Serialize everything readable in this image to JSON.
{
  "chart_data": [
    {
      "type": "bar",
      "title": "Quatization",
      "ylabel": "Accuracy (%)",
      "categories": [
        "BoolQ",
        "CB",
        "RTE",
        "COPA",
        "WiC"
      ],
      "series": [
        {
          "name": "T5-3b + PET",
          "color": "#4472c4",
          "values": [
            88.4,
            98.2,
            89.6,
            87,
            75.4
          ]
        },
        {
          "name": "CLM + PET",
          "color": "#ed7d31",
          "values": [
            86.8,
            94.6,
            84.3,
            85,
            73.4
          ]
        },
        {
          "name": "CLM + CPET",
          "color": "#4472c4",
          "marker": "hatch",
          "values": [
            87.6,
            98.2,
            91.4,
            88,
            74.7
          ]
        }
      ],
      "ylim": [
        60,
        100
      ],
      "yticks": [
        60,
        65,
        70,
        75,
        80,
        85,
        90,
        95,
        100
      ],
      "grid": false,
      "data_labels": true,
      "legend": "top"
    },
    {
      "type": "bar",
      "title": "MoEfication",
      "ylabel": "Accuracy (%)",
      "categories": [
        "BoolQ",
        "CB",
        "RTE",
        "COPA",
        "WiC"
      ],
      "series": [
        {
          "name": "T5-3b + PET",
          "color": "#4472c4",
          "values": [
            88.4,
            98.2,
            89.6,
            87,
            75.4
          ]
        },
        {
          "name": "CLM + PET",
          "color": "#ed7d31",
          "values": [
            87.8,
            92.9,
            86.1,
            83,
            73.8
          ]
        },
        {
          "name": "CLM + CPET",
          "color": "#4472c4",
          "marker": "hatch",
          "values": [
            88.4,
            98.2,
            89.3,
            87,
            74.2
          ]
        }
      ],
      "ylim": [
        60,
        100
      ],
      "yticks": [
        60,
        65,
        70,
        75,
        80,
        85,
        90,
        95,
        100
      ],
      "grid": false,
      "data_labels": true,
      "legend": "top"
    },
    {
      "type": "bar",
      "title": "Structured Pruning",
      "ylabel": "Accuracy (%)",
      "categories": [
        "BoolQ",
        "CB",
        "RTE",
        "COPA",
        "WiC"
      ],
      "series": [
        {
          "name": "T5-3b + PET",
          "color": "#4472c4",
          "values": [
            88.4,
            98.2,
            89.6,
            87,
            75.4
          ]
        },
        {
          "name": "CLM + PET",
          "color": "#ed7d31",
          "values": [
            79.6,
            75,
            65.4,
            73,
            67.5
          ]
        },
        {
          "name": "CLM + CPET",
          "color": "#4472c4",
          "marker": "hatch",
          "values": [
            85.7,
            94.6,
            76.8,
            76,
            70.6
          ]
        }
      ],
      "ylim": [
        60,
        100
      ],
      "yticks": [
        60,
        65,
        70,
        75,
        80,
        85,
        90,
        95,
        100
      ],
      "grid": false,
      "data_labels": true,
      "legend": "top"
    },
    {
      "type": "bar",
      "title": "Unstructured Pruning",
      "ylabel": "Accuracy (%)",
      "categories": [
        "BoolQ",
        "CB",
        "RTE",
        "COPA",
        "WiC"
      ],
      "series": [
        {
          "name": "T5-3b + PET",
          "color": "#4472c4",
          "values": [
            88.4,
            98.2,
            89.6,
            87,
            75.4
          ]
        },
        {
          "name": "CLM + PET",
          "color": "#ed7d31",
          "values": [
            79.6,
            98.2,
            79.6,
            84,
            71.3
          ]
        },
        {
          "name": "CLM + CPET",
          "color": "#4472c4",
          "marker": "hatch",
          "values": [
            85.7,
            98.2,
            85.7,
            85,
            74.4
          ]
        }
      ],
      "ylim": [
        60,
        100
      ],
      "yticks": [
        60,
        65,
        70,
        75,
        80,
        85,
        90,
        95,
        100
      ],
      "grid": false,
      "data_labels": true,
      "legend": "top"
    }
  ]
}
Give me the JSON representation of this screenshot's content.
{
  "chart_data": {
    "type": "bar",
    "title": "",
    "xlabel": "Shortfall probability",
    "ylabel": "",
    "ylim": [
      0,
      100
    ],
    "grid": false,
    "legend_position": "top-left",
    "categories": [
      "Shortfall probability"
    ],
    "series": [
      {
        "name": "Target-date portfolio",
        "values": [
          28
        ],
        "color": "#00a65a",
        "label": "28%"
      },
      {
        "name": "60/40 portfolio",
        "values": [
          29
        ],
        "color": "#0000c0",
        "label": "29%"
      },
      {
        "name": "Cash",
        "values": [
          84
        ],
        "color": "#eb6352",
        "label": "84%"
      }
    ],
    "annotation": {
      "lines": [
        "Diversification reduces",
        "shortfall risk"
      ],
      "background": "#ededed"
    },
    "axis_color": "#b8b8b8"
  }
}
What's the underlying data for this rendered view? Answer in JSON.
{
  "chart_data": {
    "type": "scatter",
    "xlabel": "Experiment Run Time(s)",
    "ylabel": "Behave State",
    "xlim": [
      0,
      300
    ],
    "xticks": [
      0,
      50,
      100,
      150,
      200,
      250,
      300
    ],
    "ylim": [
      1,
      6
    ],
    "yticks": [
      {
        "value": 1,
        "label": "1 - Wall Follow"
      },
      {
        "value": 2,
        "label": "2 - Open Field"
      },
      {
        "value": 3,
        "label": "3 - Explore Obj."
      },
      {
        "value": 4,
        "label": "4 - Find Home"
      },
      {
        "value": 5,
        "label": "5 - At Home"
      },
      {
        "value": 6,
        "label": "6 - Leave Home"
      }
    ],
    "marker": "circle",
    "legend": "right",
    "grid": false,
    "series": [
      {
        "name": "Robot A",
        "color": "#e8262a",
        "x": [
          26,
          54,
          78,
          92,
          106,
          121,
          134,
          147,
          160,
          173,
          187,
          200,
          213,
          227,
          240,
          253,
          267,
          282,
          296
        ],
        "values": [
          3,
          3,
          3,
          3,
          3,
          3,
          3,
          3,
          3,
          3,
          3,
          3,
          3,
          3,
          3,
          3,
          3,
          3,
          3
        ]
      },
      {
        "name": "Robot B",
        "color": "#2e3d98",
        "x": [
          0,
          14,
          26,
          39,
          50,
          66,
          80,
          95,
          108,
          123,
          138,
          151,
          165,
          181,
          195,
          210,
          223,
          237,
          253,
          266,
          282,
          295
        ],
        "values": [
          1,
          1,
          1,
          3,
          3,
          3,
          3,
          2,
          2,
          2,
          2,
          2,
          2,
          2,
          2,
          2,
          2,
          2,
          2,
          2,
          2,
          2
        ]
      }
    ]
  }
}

—————

PROBLEM DETAILS >> Retype the data in full and match it exactly.

COMPLETED EXERCISE >>
Serialize everything readable in this image to JSON.
{
  "chart_data": [
    {
      "type": "bar",
      "title": "Quatization",
      "ylabel": "Accuracy (%)",
      "categories": [
        "BoolQ",
        "CB",
        "RTE",
        "COPA",
        "WiC"
      ],
      "series": [
        {
          "name": "T5-3b + PET",
          "color": "#4472c4",
          "values": [
            88.4,
            98.2,
            89.6,
            87,
            75.4
          ]
        },
        {
          "name": "CLM + PET",
          "color": "#ed7d31",
          "values": [
            86.8,
            94.6,
            84.3,
            85,
            73.4
          ]
        },
        {
          "name": "CLM + CPET",
          "color": "#4472c4",
          "marker": "hatch",
          "values": [
            87.6,
            98.2,
            91.4,
            88,
            74.7
          ]
        }
      ],
      "ylim": [
        60,
        100
      ],
      "yticks": [
        60,
        65,
        70,
        75,
        80,
        85,
        90,
        95,
        100
      ],
      "grid": false,
      "data_labels": true,
      "legend": "top"
    },
    {
      "type": "bar",
      "title": "MoEfication",
      "ylabel": "Accuracy (%)",
      "categories": [
        "BoolQ",
        "CB",
        "RTE",
        "COPA",
        "WiC"
      ],
      "series": [
        {
          "name": "T5-3b + PET",
          "color": "#4472c4",
          "values": [
            88.4,
            98.2,
            89.6,
            87,
            75.4
          ]
        },
        {
          "name": "CLM + PET",
          "color": "#ed7d31",
          "values": [
            87.8,
            92.9,
            86.1,
            83,
            73.8
          ]
        },
        {
          "name": "CLM + CPET",
          "color": "#4472c4",
          "marker": "hatch",
          "values": [
            88.4,
            98.2,
            89.3,
            87,
            74.2
          ]
        }
      ],
      "ylim": [
        60,
        100
      ],
      "yticks": [
        60,
        65,
        70,
        75,
        80,
        85,
        90,
        95,
        100
      ],
      "grid": false,
      "data_labels": true,
      "legend": "top"
    },
    {
      "type": "bar",
      "title": "Structured Pruning",
      "ylabel": "Accuracy (%)",
      "categories": [
        "BoolQ",
        "CB",
        "RTE",
        "COPA",
        "WiC"
      ],
      "series": [
        {
          "name": "T5-3b + PET",
          "color": "#4472c4",
          "values": [
            88.4,
            98.2,
            89.6,
            87,
            75.4
          ]
        },
        {
          "name": "CLM + PET",
          "color": "#ed7d31",
          "values": [
            79.6,
            75,
            65.4,
            73,
            67.5
          ]
        },
        {
          "name": "CLM + CPET",
          "color": "#4472c4",
          "marker": "hatch",
          "values": [
            85.7,
            94.6,
            76.8,
            76,
            70.6
          ]
        }
      ],
      "ylim": [
        60,
        100
      ],
      "yticks": [
        60,
        65,
        70,
        75,
        80,
        85,
        90,
        95,
        100
      ],
      "grid": false,
      "data_labels": true,
      "legend": "top"
    },
    {
      "type": "bar",
      "title": "Unstructured Pruning",
      "ylabel": "Accuracy (%)",
      "categories": [
        "BoolQ",
        "CB",
        "RTE",
        "COPA",
        "WiC"
      ],
      "series": [
        {
          "name": "T5-3b + PET",
          "color": "#4472c4",
          "values": [
            88.4,
            98.2,
            89.6,
            87,
            75.4
          ]
        },
        {
          "name": "CLM + PET",
          "color": "#ed7d31",
          "values": [
            79.6,
            98.2,
            79.6,
            84,
            71.3
          ]
        },
        {
          "name": "CLM + CPET",
          "color": "#4472c4",
          "marker": "hatch",
          "values": [
            85.7,
            98.2,
            85.7,
            85,
            74.4
          ]
        }
      ],
      "ylim": [
        60,
        100
      ],
      "yticks": [
        60,
        65,
        70,
        75,
        80,
        85,
        90,
        95,
        100
      ],
      "grid": false,
      "data_labels": true,
      "legend": "top"
    }
  ]
}
Give me the JSON representation of this screenshot's content.
{
  "chart_data": {
    "type": "bar",
    "title": "",
    "xlabel": "Shortfall probability",
    "ylabel": "",
    "ylim": [
      0,
      100
    ],
    "grid": false,
    "legend_position": "top-left",
    "categories": [
      "Shortfall probability"
    ],
    "series": [
      {
        "name": "Target-date portfolio",
        "values": [
          28
        ],
        "color": "#00a65a",
        "label": "28%"
      },
      {
        "name": "60/40 portfolio",
        "values": [
          29
        ],
        "color": "#0000c0",
        "label": "29%"
      },
      {
        "name": "Cash",
        "values": [
          84
        ],
        "color": "#eb6352",
        "label": "84%"
      }
    ],
    "annotation": {
      "lines": [
        "Diversification reduces",
        "shortfall risk"
      ],
      "background": "#ededed"
    },
    "axis_color": "#b8b8b8"
  }
}
What's the underlying data for this rendered view? Answer in JSON.
{
  "chart_data": {
    "type": "scatter",
    "xlabel": "Experiment Run Time(s)",
    "ylabel": "Behave State",
    "xlim": [
      0,
      300
    ],
    "xticks": [
      0,
      50,
      100,
      150,
      200,
      250,
      300
    ],
    "ylim": [
      1,
      6
    ],
    "yticks": [
      {
        "value": 1,
        "label": "1 - Wall Follow"
      },
      {
        "value": 2,
        "label": "2 - Open Field"
      },
      {
        "value": 3,
        "label": "3 - Explore Obj."
      },
      {
        "value": 4,
        "label": "4 - Find Home"
      },
      {
        "value": 5,
        "label": "5 - At Home"
      },
      {
        "value": 6,
        "label": "6 - Leave Home"
      }
    ],
    "marker": "circle",
    "legend": "right",
    "grid": false,
    "series": [
      {
        "name": "Robot A",
        "color": "#e8262a",
        "x": [
          26,
          54,
          78,
          92,
          106,
          121,
          134,
          147,
          160,
          173,
          187,
          200,
          213,
          227,
          240,
          253,
          267,
          282,
          296
        ],
        "values": [
          3,
          3,
          3,
          3,
          3,
          3,
          3,
          3,
          3,
          3,
          3,
          3,
          3,
          3,
          3,
          3,
          3,
          3,
          3
        ]
      },
      {
        "name": "Robot B",
        "color": "#2e3d98",
        "x": [
          0,
          14,
          26,
          39,
          50,
          66,
          80,
          95,
          108,
          123,
          138,
          151,
          165,
          181,
          195,
          210,
          223,
          237,
          253,
          266,
          282,
          295
        ],
        "values": [
          1,
          1,
          1,
          3,
          3,
          3,
          3,
          2,
          2,
          2,
          2,
          2,
          2,
          2,
          2,
          2,
          2,
          2,
          2,
          2,
          2,
          2
        ]
      }
    ]
  }
}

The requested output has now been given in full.